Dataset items
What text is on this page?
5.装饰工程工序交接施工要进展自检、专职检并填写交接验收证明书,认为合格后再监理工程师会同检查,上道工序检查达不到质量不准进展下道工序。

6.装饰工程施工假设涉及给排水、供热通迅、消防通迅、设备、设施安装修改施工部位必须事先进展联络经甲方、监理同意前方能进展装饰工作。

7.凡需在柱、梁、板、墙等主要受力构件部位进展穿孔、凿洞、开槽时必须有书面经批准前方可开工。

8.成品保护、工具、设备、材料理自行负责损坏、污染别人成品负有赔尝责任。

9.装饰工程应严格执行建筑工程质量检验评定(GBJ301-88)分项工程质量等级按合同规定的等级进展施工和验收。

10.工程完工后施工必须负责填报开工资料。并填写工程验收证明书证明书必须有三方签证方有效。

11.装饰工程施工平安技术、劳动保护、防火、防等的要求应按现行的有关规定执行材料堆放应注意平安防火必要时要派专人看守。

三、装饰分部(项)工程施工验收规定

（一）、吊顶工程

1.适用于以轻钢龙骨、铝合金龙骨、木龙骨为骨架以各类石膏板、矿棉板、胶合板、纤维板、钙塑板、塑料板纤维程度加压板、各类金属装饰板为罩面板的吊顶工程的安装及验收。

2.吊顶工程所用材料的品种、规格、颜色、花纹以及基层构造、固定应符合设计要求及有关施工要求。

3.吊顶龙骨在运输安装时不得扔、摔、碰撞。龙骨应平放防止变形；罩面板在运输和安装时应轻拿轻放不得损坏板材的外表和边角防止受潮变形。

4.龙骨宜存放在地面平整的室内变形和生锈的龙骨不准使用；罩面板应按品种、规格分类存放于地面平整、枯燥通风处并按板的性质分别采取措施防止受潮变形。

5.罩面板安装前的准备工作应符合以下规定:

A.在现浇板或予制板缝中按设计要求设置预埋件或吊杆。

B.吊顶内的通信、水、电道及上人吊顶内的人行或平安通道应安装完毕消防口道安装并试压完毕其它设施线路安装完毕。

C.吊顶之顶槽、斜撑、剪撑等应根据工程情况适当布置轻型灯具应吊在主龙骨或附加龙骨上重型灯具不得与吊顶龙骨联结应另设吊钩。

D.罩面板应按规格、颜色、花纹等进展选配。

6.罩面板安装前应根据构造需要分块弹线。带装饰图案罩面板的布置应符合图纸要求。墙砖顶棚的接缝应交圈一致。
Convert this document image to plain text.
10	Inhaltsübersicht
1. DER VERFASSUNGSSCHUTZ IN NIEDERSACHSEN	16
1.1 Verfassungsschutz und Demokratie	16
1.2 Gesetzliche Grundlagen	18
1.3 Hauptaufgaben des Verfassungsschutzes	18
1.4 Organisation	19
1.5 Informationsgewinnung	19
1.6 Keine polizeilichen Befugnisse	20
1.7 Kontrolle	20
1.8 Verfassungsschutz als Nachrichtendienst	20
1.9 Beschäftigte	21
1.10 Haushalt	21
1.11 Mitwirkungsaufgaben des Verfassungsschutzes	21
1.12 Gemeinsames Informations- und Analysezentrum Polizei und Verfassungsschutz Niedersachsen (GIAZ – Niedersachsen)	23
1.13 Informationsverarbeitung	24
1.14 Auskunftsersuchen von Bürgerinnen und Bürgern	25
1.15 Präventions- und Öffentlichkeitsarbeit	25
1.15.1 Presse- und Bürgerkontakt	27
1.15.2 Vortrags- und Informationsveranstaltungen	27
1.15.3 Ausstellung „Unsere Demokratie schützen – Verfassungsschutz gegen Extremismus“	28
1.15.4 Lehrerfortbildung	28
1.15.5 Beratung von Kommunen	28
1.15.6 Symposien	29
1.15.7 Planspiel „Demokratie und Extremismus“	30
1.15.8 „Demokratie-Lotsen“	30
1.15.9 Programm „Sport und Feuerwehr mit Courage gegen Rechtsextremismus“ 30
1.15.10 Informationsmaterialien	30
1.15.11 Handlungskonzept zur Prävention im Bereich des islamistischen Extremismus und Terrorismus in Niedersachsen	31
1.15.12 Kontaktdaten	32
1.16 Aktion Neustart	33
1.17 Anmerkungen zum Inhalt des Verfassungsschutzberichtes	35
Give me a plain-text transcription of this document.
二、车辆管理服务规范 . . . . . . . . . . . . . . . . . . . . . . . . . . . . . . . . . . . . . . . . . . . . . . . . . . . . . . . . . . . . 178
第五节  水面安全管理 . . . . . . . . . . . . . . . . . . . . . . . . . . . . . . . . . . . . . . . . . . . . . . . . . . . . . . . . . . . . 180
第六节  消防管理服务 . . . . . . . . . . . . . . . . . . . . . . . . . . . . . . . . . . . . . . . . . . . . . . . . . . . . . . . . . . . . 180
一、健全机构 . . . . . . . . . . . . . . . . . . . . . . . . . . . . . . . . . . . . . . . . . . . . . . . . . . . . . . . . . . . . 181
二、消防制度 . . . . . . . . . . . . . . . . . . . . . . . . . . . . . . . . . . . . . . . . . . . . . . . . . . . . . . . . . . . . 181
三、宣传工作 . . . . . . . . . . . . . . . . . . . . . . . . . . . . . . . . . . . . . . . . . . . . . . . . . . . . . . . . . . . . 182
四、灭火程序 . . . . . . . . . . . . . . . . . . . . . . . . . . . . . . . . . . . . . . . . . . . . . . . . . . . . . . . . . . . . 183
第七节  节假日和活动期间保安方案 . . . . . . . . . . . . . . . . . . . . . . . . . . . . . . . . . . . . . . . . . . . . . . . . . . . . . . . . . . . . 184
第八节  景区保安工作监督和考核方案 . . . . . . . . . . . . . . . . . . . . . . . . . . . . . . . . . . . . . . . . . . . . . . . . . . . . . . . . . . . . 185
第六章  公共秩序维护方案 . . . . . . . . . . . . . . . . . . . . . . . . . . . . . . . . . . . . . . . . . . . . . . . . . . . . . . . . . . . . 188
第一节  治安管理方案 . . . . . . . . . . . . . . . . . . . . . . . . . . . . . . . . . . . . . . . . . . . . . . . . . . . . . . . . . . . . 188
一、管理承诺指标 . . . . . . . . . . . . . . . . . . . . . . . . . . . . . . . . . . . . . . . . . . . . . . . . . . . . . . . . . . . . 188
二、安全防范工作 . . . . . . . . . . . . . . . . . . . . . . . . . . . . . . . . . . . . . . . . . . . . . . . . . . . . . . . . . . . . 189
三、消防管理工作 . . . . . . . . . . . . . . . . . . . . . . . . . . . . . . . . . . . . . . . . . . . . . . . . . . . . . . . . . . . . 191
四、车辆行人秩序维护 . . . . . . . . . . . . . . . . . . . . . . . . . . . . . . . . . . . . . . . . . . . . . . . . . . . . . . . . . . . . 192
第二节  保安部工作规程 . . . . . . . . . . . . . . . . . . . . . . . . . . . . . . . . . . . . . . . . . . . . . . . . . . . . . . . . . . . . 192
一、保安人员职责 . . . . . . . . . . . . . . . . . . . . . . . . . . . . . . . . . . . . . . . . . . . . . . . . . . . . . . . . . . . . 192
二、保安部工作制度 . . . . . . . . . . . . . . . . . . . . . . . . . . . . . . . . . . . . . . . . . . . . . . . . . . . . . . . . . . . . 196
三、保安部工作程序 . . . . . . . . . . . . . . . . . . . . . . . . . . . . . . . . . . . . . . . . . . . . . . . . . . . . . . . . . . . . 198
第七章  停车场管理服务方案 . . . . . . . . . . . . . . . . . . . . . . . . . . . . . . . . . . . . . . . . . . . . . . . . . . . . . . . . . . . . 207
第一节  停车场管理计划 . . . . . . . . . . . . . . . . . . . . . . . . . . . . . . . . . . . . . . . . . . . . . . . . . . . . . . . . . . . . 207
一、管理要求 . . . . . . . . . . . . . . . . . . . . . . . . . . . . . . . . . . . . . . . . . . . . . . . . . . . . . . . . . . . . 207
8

▶ Prompt: Copy out each line exactly.

▶ Task result:
What text is on this page?
5.装饰工程工序交接施工要进展自检、专职检并填写交接验收证明书,认为合格后再监理工程师会同检查,上道工序检查达不到质量不准进展下道工序。

6.装饰工程施工假设涉及给排水、供热通迅、消防通迅、设备、设施安装修改施工部位必须事先进展联络经甲方、监理同意前方能进展装饰工作。

7.凡需在柱、梁、板、墙等主要受力构件部位进展穿孔、凿洞、开槽时必须有书面经批准前方可开工。

8.成品保护、工具、设备、材料理自行负责损坏、污染别人成品负有赔尝责任。

9.装饰工程应严格执行建筑工程质量检验评定(GBJ301-88)分项工程质量等级按合同规定的等级进展施工和验收。

10.工程完工后施工必须负责填报开工资料。并填写工程验收证明书证明书必须有三方签证方有效。

11.装饰工程施工平安技术、劳动保护、防火、防等的要求应按现行的有关规定执行材料堆放应注意平安防火必要时要派专人看守。

三、装饰分部(项)工程施工验收规定

（一）、吊顶工程

1.适用于以轻钢龙骨、铝合金龙骨、木龙骨为骨架以各类石膏板、矿棉板、胶合板、纤维板、钙塑板、塑料板纤维程度加压板、各类金属装饰板为罩面板的吊顶工程的安装及验收。

2.吊顶工程所用材料的品种、规格、颜色、花纹以及基层构造、固定应符合设计要求及有关施工要求。

3.吊顶龙骨在运输安装时不得扔、摔、碰撞。龙骨应平放防止变形；罩面板在运输和安装时应轻拿轻放不得损坏板材的外表和边角防止受潮变形。

4.龙骨宜存放在地面平整的室内变形和生锈的龙骨不准使用；罩面板应按品种、规格分类存放于地面平整、枯燥通风处并按板的性质分别采取措施防止受潮变形。

5.罩面板安装前的准备工作应符合以下规定:

A.在现浇板或予制板缝中按设计要求设置预埋件或吊杆。

B.吊顶内的通信、水、电道及上人吊顶内的人行或平安通道应安装完毕消防口道安装并试压完毕其它设施线路安装完毕。

C.吊顶之顶槽、斜撑、剪撑等应根据工程情况适当布置轻型灯具应吊在主龙骨或附加龙骨上重型灯具不得与吊顶龙骨联结应另设吊钩。

D.罩面板应按规格、颜色、花纹等进展选配。

6.罩面板安装前应根据构造需要分块弹线。带装饰图案罩面板的布置应符合图纸要求。墙砖顶棚的接缝应交圈一致。
Convert this document image to plain text.
10	Inhaltsübersicht
1. DER VERFASSUNGSSCHUTZ IN NIEDERSACHSEN	16
1.1 Verfassungsschutz und Demokratie	16
1.2 Gesetzliche Grundlagen	18
1.3 Hauptaufgaben des Verfassungsschutzes	18
1.4 Organisation	19
1.5 Informationsgewinnung	19
1.6 Keine polizeilichen Befugnisse	20
1.7 Kontrolle	20
1.8 Verfassungsschutz als Nachrichtendienst	20
1.9 Beschäftigte	21
1.10 Haushalt	21
1.11 Mitwirkungsaufgaben des Verfassungsschutzes	21
1.12 Gemeinsames Informations- und Analysezentrum Polizei und Verfassungsschutz Niedersachsen (GIAZ – Niedersachsen)	23
1.13 Informationsverarbeitung	24
1.14 Auskunftsersuchen von Bürgerinnen und Bürgern	25
1.15 Präventions- und Öffentlichkeitsarbeit	25
1.15.1 Presse- und Bürgerkontakt	27
1.15.2 Vortrags- und Informationsveranstaltungen	27
1.15.3 Ausstellung „Unsere Demokratie schützen – Verfassungsschutz gegen Extremismus“	28
1.15.4 Lehrerfortbildung	28
1.15.5 Beratung von Kommunen	28
1.15.6 Symposien	29
1.15.7 Planspiel „Demokratie und Extremismus“	30
1.15.8 „Demokratie-Lotsen“	30
1.15.9 Programm „Sport und Feuerwehr mit Courage gegen Rechtsextremismus“ 30
1.15.10 Informationsmaterialien	30
1.15.11 Handlungskonzept zur Prävention im Bereich des islamistischen Extremismus und Terrorismus in Niedersachsen	31
1.15.12 Kontaktdaten	32
1.16 Aktion Neustart	33
1.17 Anmerkungen zum Inhalt des Verfassungsschutzberichtes	35
Give me a plain-text transcription of this document.
二、车辆管理服务规范 . . . . . . . . . . . . . . . . . . . . . . . . . . . . . . . . . . . . . . . . . . . . . . . . . . . . . . . . . . . . 178
第五节  水面安全管理 . . . . . . . . . . . . . . . . . . . . . . . . . . . . . . . . . . . . . . . . . . . . . . . . . . . . . . . . . . . . 180
第六节  消防管理服务 . . . . . . . . . . . . . . . . . . . . . . . . . . . . . . . . . . . . . . . . . . . . . . . . . . . . . . . . . . . . 180
一、健全机构 . . . . . . . . . . . . . . . . . . . . . . . . . . . . . . . . . . . . . . . . . . . . . . . . . . . . . . . . . . . . 181
二、消防制度 . . . . . . . . . . . . . . . . . . . . . . . . . . . . . . . . . . . . . . . . . . . . . . . . . . . . . . . . . . . . 181
三、宣传工作 . . . . . . . . . . . . . . . . . . . . . . . . . . . . . . . . . . . . . . . . . . . . . . . . . . . . . . . . . . . . 182
四、灭火程序 . . . . . . . . . . . . . . . . . . . . . . . . . . . . . . . . . . . . . . . . . . . . . . . . . . . . . . . . . . . . 183
第七节  节假日和活动期间保安方案 . . . . . . . . . . . . . . . . . . . . . . . . . . . . . . . . . . . . . . . . . . . . . . . . . . . . . . . . . . . . 184
第八节  景区保安工作监督和考核方案 . . . . . . . . . . . . . . . . . . . . . . . . . . . . . . . . . . . . . . . . . . . . . . . . . . . . . . . . . . . . 185
第六章  公共秩序维护方案 . . . . . . . . . . . . . . . . . . . . . . . . . . . . . . . . . . . . . . . . . . . . . . . . . . . . . . . . . . . . 188
第一节  治安管理方案 . . . . . . . . . . . . . . . . . . . . . . . . . . . . . . . . . . . . . . . . . . . . . . . . . . . . . . . . . . . . 188
一、管理承诺指标 . . . . . . . . . . . . . . . . . . . . . . . . . . . . . . . . . . . . . . . . . . . . . . . . . . . . . . . . . . . . 188
二、安全防范工作 . . . . . . . . . . . . . . . . . . . . . . . . . . . . . . . . . . . . . . . . . . . . . . . . . . . . . . . . . . . . 189
三、消防管理工作 . . . . . . . . . . . . . . . . . . . . . . . . . . . . . . . . . . . . . . . . . . . . . . . . . . . . . . . . . . . . 191
四、车辆行人秩序维护 . . . . . . . . . . . . . . . . . . . . . . . . . . . . . . . . . . . . . . . . . . . . . . . . . . . . . . . . . . . . 192
第二节  保安部工作规程 . . . . . . . . . . . . . . . . . . . . . . . . . . . . . . . . . . . . . . . . . . . . . . . . . . . . . . . . . . . . 192
一、保安人员职责 . . . . . . . . . . . . . . . . . . . . . . . . . . . . . . . . . . . . . . . . . . . . . . . . . . . . . . . . . . . . 192
二、保安部工作制度 . . . . . . . . . . . . . . . . . . . . . . . . . . . . . . . . . . . . . . . . . . . . . . . . . . . . . . . . . . . . 196
三、保安部工作程序 . . . . . . . . . . . . . . . . . . . . . . . . . . . . . . . . . . . . . . . . . . . . . . . . . . . . . . . . . . . . 198
第七章  停车场管理服务方案 . . . . . . . . . . . . . . . . . . . . . . . . . . . . . . . . . . . . . . . . . . . . . . . . . . . . . . . . . . . . 207
第一节  停车场管理计划 . . . . . . . . . . . . . . . . . . . . . . . . . . . . . . . . . . . . . . . . . . . . . . . . . . . . . . . . . . . . 207
一、管理要求 . . . . . . . . . . . . . . . . . . . . . . . . . . . . . . . . . . . . . . . . . . . . . . . . . . . . . . . . . . . . 207
8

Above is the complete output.